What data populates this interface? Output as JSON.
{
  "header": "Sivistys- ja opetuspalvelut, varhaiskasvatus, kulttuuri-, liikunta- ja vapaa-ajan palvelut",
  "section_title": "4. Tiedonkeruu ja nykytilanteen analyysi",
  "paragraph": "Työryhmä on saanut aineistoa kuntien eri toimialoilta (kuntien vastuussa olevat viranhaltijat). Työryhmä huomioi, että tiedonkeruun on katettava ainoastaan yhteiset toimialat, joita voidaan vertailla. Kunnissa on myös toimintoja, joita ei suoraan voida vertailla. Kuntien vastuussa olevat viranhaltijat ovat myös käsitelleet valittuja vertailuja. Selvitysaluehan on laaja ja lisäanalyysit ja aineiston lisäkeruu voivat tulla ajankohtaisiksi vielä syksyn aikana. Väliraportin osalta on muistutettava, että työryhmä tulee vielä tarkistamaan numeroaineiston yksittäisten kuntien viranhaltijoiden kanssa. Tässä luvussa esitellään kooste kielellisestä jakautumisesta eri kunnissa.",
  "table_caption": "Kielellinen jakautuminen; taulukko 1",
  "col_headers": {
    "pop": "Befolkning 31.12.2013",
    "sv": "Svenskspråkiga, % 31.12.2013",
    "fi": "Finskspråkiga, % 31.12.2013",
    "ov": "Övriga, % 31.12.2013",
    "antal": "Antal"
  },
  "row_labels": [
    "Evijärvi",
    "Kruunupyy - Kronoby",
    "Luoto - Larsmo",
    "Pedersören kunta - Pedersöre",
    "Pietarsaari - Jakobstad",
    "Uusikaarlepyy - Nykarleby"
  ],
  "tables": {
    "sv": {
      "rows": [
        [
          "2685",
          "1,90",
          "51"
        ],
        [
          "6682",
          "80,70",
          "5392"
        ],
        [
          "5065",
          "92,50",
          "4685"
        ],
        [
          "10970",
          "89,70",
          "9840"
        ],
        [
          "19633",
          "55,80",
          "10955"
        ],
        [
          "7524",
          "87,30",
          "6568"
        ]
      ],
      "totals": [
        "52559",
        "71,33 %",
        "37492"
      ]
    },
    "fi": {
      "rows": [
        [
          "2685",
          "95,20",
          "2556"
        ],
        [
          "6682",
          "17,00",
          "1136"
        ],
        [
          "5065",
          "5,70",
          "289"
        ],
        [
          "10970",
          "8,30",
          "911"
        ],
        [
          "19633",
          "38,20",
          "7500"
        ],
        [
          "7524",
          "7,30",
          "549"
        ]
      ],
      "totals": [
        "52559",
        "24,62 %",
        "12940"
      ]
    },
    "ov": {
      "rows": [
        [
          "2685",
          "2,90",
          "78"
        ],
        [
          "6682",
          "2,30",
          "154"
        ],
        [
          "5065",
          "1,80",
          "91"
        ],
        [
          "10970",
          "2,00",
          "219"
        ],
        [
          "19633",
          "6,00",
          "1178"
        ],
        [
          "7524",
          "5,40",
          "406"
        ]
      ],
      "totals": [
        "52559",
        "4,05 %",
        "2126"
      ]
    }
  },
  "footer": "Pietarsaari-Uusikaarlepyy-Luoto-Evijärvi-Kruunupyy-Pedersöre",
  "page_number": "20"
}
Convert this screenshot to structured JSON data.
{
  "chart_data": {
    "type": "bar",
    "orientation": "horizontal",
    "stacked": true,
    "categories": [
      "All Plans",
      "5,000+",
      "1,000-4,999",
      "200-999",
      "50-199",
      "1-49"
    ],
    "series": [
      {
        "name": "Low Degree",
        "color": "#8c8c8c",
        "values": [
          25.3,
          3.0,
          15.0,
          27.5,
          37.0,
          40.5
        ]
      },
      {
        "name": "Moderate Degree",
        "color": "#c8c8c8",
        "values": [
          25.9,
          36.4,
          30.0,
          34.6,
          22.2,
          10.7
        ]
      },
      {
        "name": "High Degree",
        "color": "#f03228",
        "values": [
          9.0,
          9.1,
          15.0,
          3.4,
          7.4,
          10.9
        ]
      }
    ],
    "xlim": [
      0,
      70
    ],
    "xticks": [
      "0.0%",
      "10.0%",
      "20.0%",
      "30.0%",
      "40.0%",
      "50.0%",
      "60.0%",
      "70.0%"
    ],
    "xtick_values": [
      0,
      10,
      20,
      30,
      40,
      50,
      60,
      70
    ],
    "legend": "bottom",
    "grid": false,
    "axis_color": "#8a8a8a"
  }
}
● ● ● ●
### INSTRUCTION
Repeat the data verbatim.

### SOLUTION BELOW
What data populates this interface? Output as JSON.
{
  "header": "Sivistys- ja opetuspalvelut, varhaiskasvatus, kulttuuri-, liikunta- ja vapaa-ajan palvelut",
  "section_title": "4. Tiedonkeruu ja nykytilanteen analyysi",
  "paragraph": "Työryhmä on saanut aineistoa kuntien eri toimialoilta (kuntien vastuussa olevat viranhaltijat). Työryhmä huomioi, että tiedonkeruun on katettava ainoastaan yhteiset toimialat, joita voidaan vertailla. Kunnissa on myös toimintoja, joita ei suoraan voida vertailla. Kuntien vastuussa olevat viranhaltijat ovat myös käsitelleet valittuja vertailuja. Selvitysaluehan on laaja ja lisäanalyysit ja aineiston lisäkeruu voivat tulla ajankohtaisiksi vielä syksyn aikana. Väliraportin osalta on muistutettava, että työryhmä tulee vielä tarkistamaan numeroaineiston yksittäisten kuntien viranhaltijoiden kanssa. Tässä luvussa esitellään kooste kielellisestä jakautumisesta eri kunnissa.",
  "table_caption": "Kielellinen jakautuminen; taulukko 1",
  "col_headers": {
    "pop": "Befolkning 31.12.2013",
    "sv": "Svenskspråkiga, % 31.12.2013",
    "fi": "Finskspråkiga, % 31.12.2013",
    "ov": "Övriga, % 31.12.2013",
    "antal": "Antal"
  },
  "row_labels": [
    "Evijärvi",
    "Kruunupyy - Kronoby",
    "Luoto - Larsmo",
    "Pedersören kunta - Pedersöre",
    "Pietarsaari - Jakobstad",
    "Uusikaarlepyy - Nykarleby"
  ],
  "tables": {
    "sv": {
      "rows": [
        [
          "2685",
          "1,90",
          "51"
        ],
        [
          "6682",
          "80,70",
          "5392"
        ],
        [
          "5065",
          "92,50",
          "4685"
        ],
        [
          "10970",
          "89,70",
          "9840"
        ],
        [
          "19633",
          "55,80",
          "10955"
        ],
        [
          "7524",
          "87,30",
          "6568"
        ]
      ],
      "totals": [
        "52559",
        "71,33 %",
        "37492"
      ]
    },
    "fi": {
      "rows": [
        [
          "2685",
          "95,20",
          "2556"
        ],
        [
          "6682",
          "17,00",
          "1136"
        ],
        [
          "5065",
          "5,70",
          "289"
        ],
        [
          "10970",
          "8,30",
          "911"
        ],
        [
          "19633",
          "38,20",
          "7500"
        ],
        [
          "7524",
          "7,30",
          "549"
        ]
      ],
      "totals": [
        "52559",
        "24,62 %",
        "12940"
      ]
    },
    "ov": {
      "rows": [
        [
          "2685",
          "2,90",
          "78"
        ],
        [
          "6682",
          "2,30",
          "154"
        ],
        [
          "5065",
          "1,80",
          "91"
        ],
        [
          "10970",
          "2,00",
          "219"
        ],
        [
          "19633",
          "6,00",
          "1178"
        ],
        [
          "7524",
          "5,40",
          "406"
        ]
      ],
      "totals": [
        "52559",
        "4,05 %",
        "2126"
      ]
    }
  },
  "footer": "Pietarsaari-Uusikaarlepyy-Luoto-Evijärvi-Kruunupyy-Pedersöre",
  "page_number": "20"
}
Convert this screenshot to structured JSON data.
{
  "chart_data": {
    "type": "bar",
    "orientation": "horizontal",
    "stacked": true,
    "categories": [
      "All Plans",
      "5,000+",
      "1,000-4,999",
      "200-999",
      "50-199",
      "1-49"
    ],
    "series": [
      {
        "name": "Low Degree",
        "color": "#8c8c8c",
        "values": [
          25.3,
          3.0,
          15.0,
          27.5,
          37.0,
          40.5
        ]
      },
      {
        "name": "Moderate Degree",
        "color": "#c8c8c8",
        "values": [
          25.9,
          36.4,
          30.0,
          34.6,
          22.2,
          10.7
        ]
      },
      {
        "name": "High Degree",
        "color": "#f03228",
        "values": [
          9.0,
          9.1,
          15.0,
          3.4,
          7.4,
          10.9
        ]
      }
    ],
    "xlim": [
      0,
      70
    ],
    "xticks": [
      "0.0%",
      "10.0%",
      "20.0%",
      "30.0%",
      "40.0%",
      "50.0%",
      "60.0%",
      "70.0%"
    ],
    "xtick_values": [
      0,
      10,
      20,
      30,
      40,
      50,
      60,
      70
    ],
    "legend": "bottom",
    "grid": false,
    "axis_color": "#8a8a8a"
  }
}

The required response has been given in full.